-- START Entries shown --
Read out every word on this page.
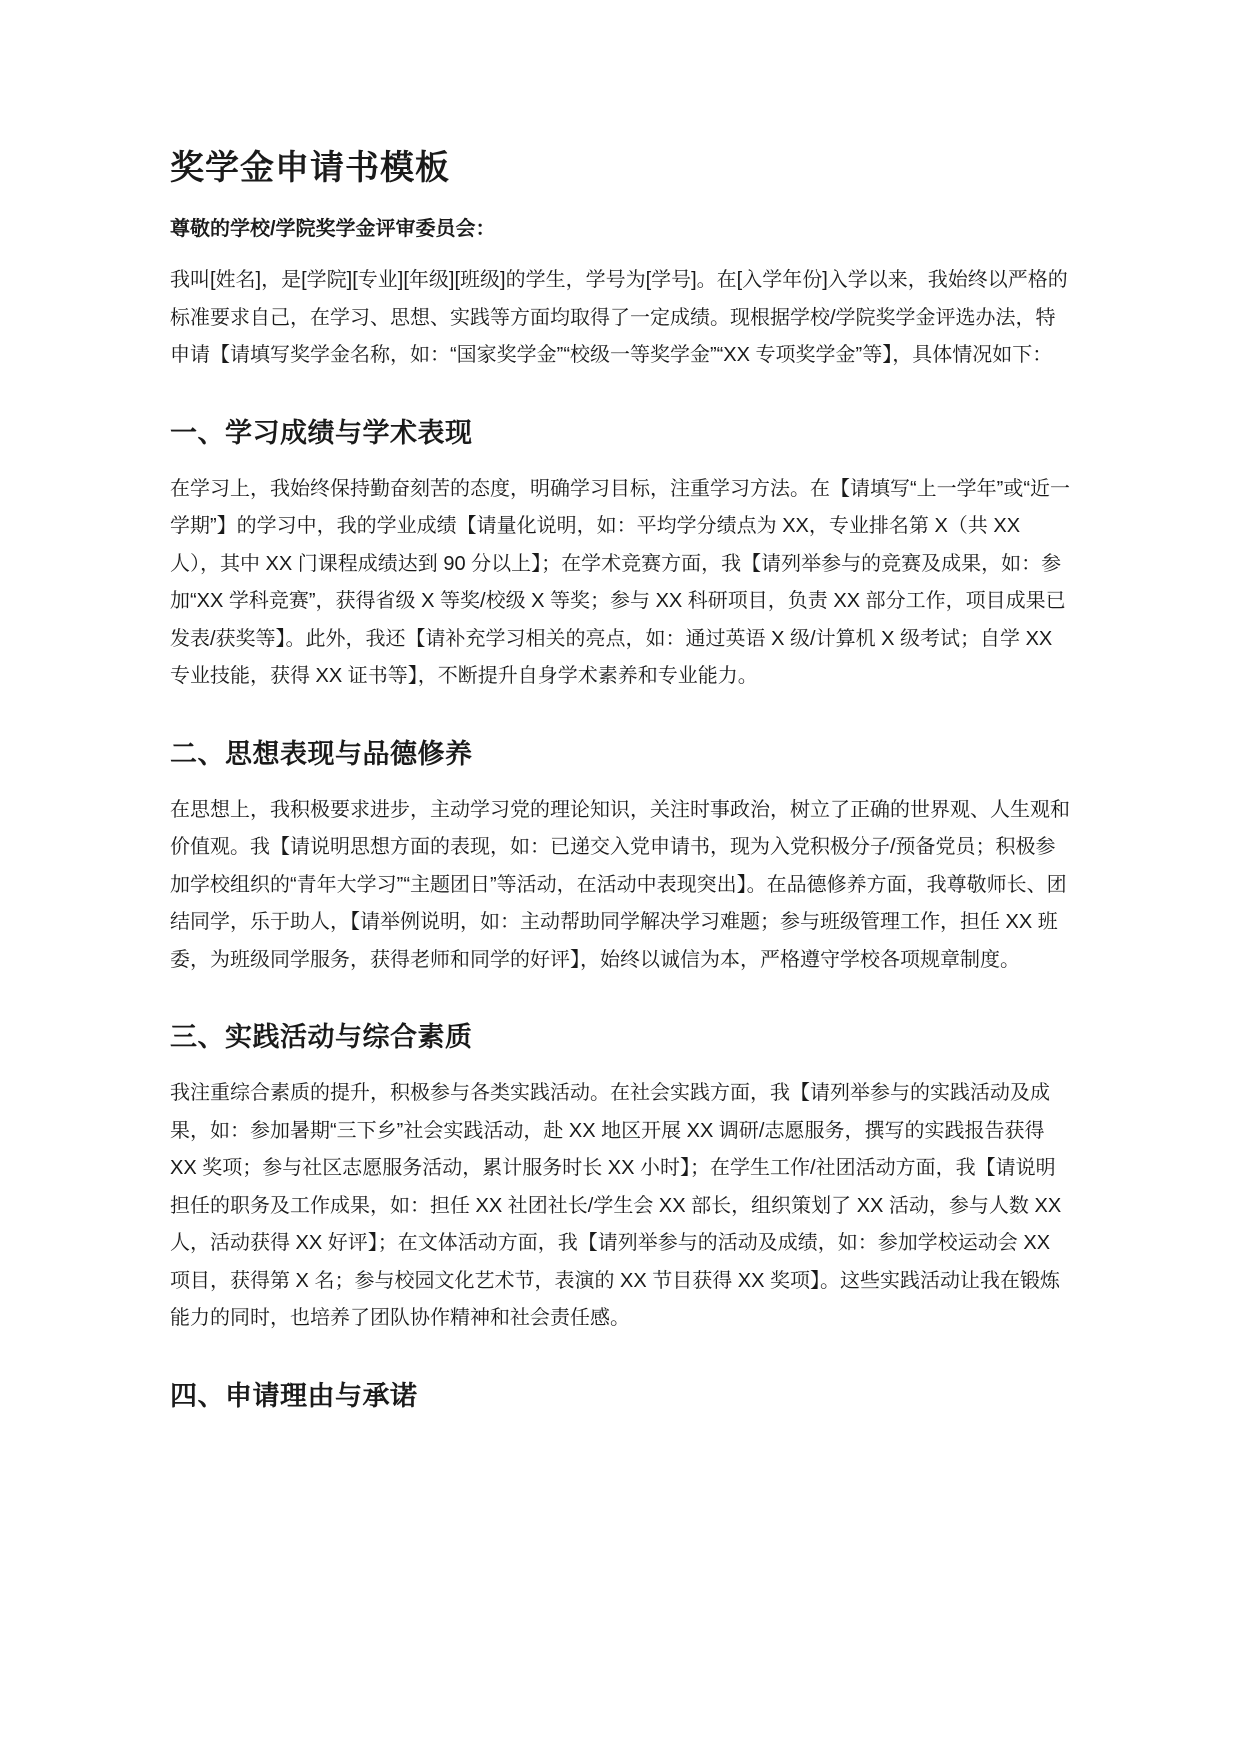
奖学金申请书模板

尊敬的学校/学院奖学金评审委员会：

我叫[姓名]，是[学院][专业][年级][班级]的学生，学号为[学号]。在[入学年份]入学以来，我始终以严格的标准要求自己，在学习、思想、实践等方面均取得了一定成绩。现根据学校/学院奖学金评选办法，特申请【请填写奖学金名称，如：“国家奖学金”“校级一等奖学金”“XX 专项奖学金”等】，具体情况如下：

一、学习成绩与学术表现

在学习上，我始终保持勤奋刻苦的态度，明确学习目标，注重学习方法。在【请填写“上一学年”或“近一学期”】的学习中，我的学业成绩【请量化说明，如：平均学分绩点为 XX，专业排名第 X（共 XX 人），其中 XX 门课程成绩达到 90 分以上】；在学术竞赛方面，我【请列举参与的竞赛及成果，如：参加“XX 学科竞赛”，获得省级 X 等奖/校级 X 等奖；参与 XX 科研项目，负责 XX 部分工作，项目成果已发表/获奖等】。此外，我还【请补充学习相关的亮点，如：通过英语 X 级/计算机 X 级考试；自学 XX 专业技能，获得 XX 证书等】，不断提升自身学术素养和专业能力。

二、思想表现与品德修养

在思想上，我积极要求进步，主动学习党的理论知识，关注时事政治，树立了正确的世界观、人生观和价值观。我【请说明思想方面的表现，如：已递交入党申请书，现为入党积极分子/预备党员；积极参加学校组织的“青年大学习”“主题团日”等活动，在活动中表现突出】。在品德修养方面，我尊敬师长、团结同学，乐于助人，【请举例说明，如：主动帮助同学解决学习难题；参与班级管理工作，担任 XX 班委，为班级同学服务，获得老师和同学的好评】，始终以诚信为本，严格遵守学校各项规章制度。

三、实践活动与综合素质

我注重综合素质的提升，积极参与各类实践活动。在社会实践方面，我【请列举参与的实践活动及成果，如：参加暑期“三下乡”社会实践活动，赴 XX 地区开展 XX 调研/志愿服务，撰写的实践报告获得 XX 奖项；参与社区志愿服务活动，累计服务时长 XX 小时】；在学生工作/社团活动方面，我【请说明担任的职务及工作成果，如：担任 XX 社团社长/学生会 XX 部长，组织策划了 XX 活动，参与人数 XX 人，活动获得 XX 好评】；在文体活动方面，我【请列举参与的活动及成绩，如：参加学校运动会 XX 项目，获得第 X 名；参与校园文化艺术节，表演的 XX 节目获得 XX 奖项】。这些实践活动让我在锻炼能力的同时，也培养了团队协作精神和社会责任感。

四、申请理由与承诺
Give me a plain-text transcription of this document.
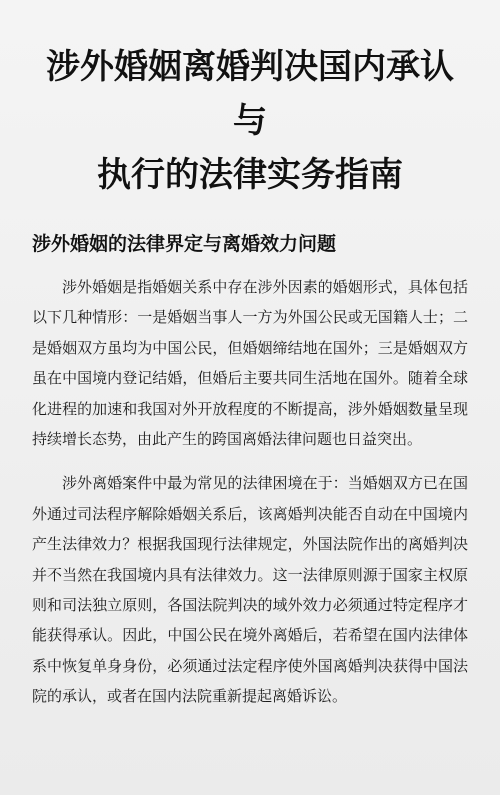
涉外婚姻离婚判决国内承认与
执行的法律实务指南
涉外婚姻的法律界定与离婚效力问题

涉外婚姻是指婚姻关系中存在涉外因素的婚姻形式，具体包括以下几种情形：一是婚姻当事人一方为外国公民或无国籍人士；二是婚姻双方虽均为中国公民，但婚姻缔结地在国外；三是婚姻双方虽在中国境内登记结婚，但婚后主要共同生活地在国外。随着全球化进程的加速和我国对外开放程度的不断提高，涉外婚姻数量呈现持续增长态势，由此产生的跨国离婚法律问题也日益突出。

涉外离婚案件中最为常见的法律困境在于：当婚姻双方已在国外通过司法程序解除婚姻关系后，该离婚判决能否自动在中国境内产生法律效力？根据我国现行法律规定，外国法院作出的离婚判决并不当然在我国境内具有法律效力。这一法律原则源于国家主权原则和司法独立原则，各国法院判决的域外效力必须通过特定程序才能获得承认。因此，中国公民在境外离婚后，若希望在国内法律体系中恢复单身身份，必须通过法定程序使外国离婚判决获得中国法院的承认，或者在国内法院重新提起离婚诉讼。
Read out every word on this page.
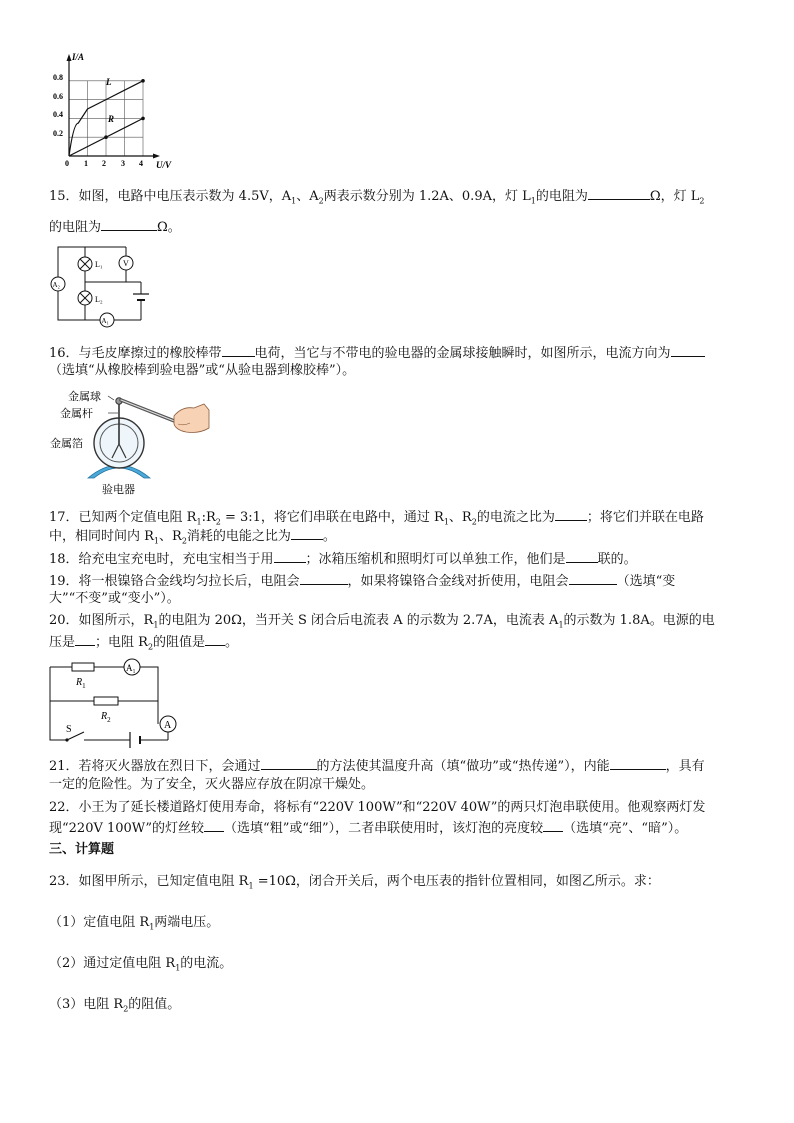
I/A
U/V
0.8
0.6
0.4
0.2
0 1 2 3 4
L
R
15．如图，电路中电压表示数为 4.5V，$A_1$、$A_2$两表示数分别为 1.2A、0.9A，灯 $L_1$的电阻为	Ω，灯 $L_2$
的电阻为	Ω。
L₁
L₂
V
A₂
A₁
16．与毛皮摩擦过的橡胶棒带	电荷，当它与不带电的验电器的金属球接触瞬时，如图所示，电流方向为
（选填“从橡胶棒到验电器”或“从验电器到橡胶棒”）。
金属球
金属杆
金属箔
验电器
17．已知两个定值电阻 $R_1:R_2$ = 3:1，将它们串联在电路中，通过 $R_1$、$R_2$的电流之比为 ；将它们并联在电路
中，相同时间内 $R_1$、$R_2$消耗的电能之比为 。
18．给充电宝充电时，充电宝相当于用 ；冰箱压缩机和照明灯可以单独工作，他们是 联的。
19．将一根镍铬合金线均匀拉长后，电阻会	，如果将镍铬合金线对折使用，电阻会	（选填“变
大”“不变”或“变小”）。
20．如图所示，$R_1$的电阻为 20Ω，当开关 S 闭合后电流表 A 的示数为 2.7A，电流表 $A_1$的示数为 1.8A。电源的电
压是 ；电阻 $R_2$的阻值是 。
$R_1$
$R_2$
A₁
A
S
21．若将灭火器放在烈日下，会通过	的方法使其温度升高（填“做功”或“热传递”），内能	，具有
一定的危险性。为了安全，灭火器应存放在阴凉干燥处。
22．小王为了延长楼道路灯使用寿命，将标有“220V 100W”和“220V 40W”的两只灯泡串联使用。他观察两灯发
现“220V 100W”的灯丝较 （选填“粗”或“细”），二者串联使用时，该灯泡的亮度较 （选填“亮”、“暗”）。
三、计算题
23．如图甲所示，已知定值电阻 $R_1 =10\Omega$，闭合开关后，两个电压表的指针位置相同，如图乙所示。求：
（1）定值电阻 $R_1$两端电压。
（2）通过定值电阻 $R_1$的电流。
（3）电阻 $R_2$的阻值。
-- END Entries shown --
• **Problem requirements**:
Set every line down exactly as written, leaving each picture out.

• **Answer below**:
Read out every word on this page.
奖学金申请书模板

尊敬的学校/学院奖学金评审委员会：

我叫[姓名]，是[学院][专业][年级][班级]的学生，学号为[学号]。在[入学年份]入学以来，我始终以严格的标准要求自己，在学习、思想、实践等方面均取得了一定成绩。现根据学校/学院奖学金评选办法，特申请【请填写奖学金名称，如：“国家奖学金”“校级一等奖学金”“XX 专项奖学金”等】，具体情况如下：

一、学习成绩与学术表现

在学习上，我始终保持勤奋刻苦的态度，明确学习目标，注重学习方法。在【请填写“上一学年”或“近一学期”】的学习中，我的学业成绩【请量化说明，如：平均学分绩点为 XX，专业排名第 X（共 XX 人），其中 XX 门课程成绩达到 90 分以上】；在学术竞赛方面，我【请列举参与的竞赛及成果，如：参加“XX 学科竞赛”，获得省级 X 等奖/校级 X 等奖；参与 XX 科研项目，负责 XX 部分工作，项目成果已发表/获奖等】。此外，我还【请补充学习相关的亮点，如：通过英语 X 级/计算机 X 级考试；自学 XX 专业技能，获得 XX 证书等】，不断提升自身学术素养和专业能力。

二、思想表现与品德修养

在思想上，我积极要求进步，主动学习党的理论知识，关注时事政治，树立了正确的世界观、人生观和价值观。我【请说明思想方面的表现，如：已递交入党申请书，现为入党积极分子/预备党员；积极参加学校组织的“青年大学习”“主题团日”等活动，在活动中表现突出】。在品德修养方面，我尊敬师长、团结同学，乐于助人，【请举例说明，如：主动帮助同学解决学习难题；参与班级管理工作，担任 XX 班委，为班级同学服务，获得老师和同学的好评】，始终以诚信为本，严格遵守学校各项规章制度。

三、实践活动与综合素质

我注重综合素质的提升，积极参与各类实践活动。在社会实践方面，我【请列举参与的实践活动及成果，如：参加暑期“三下乡”社会实践活动，赴 XX 地区开展 XX 调研/志愿服务，撰写的实践报告获得 XX 奖项；参与社区志愿服务活动，累计服务时长 XX 小时】；在学生工作/社团活动方面，我【请说明担任的职务及工作成果，如：担任 XX 社团社长/学生会 XX 部长，组织策划了 XX 活动，参与人数 XX 人，活动获得 XX 好评】；在文体活动方面，我【请列举参与的活动及成绩，如：参加学校运动会 XX 项目，获得第 X 名；参与校园文化艺术节，表演的 XX 节目获得 XX 奖项】。这些实践活动让我在锻炼能力的同时，也培养了团队协作精神和社会责任感。

四、申请理由与承诺
Give me a plain-text transcription of this document.
涉外婚姻离婚判决国内承认与
执行的法律实务指南
涉外婚姻的法律界定与离婚效力问题

涉外婚姻是指婚姻关系中存在涉外因素的婚姻形式，具体包括以下几种情形：一是婚姻当事人一方为外国公民或无国籍人士；二是婚姻双方虽均为中国公民，但婚姻缔结地在国外；三是婚姻双方虽在中国境内登记结婚，但婚后主要共同生活地在国外。随着全球化进程的加速和我国对外开放程度的不断提高，涉外婚姻数量呈现持续增长态势，由此产生的跨国离婚法律问题也日益突出。

涉外离婚案件中最为常见的法律困境在于：当婚姻双方已在国外通过司法程序解除婚姻关系后，该离婚判决能否自动在中国境内产生法律效力？根据我国现行法律规定，外国法院作出的离婚判决并不当然在我国境内具有法律效力。这一法律原则源于国家主权原则和司法独立原则，各国法院判决的域外效力必须通过特定程序才能获得承认。因此，中国公民在境外离婚后，若希望在国内法律体系中恢复单身身份，必须通过法定程序使外国离婚判决获得中国法院的承认，或者在国内法院重新提起离婚诉讼。
Read out every word on this page.
I/A
U/V
0.8
0.6
0.4
0.2
0 1 2 3 4
L
R
15．如图，电路中电压表示数为 4.5V，$A_1$、$A_2$两表示数分别为 1.2A、0.9A，灯 $L_1$的电阻为	Ω，灯 $L_2$
的电阻为	Ω。
L₁
L₂
V
A₂
A₁
16．与毛皮摩擦过的橡胶棒带	电荷，当它与不带电的验电器的金属球接触瞬时，如图所示，电流方向为
（选填“从橡胶棒到验电器”或“从验电器到橡胶棒”）。
金属球
金属杆
金属箔
验电器
17．已知两个定值电阻 $R_1:R_2$ = 3:1，将它们串联在电路中，通过 $R_1$、$R_2$的电流之比为 ；将它们并联在电路
中，相同时间内 $R_1$、$R_2$消耗的电能之比为 。
18．给充电宝充电时，充电宝相当于用 ；冰箱压缩机和照明灯可以单独工作，他们是 联的。
19．将一根镍铬合金线均匀拉长后，电阻会	，如果将镍铬合金线对折使用，电阻会	（选填“变
大”“不变”或“变小”）。
20．如图所示，$R_1$的电阻为 20Ω，当开关 S 闭合后电流表 A 的示数为 2.7A，电流表 $A_1$的示数为 1.8A。电源的电
压是 ；电阻 $R_2$的阻值是 。
$R_1$
$R_2$
A₁
A
S
21．若将灭火器放在烈日下，会通过	的方法使其温度升高（填“做功”或“热传递”），内能	，具有
一定的危险性。为了安全，灭火器应存放在阴凉干燥处。
22．小王为了延长楼道路灯使用寿命，将标有“220V 100W”和“220V 40W”的两只灯泡串联使用。他观察两灯发
现“220V 100W”的灯丝较 （选填“粗”或“细”），二者串联使用时，该灯泡的亮度较 （选填“亮”、“暗”）。
三、计算题
23．如图甲所示，已知定值电阻 $R_1 =10\Omega$，闭合开关后，两个电压表的指针位置相同，如图乙所示。求：
（1）定值电阻 $R_1$两端电压。
（2）通过定值电阻 $R_1$的电流。
（3）电阻 $R_2$的阻值。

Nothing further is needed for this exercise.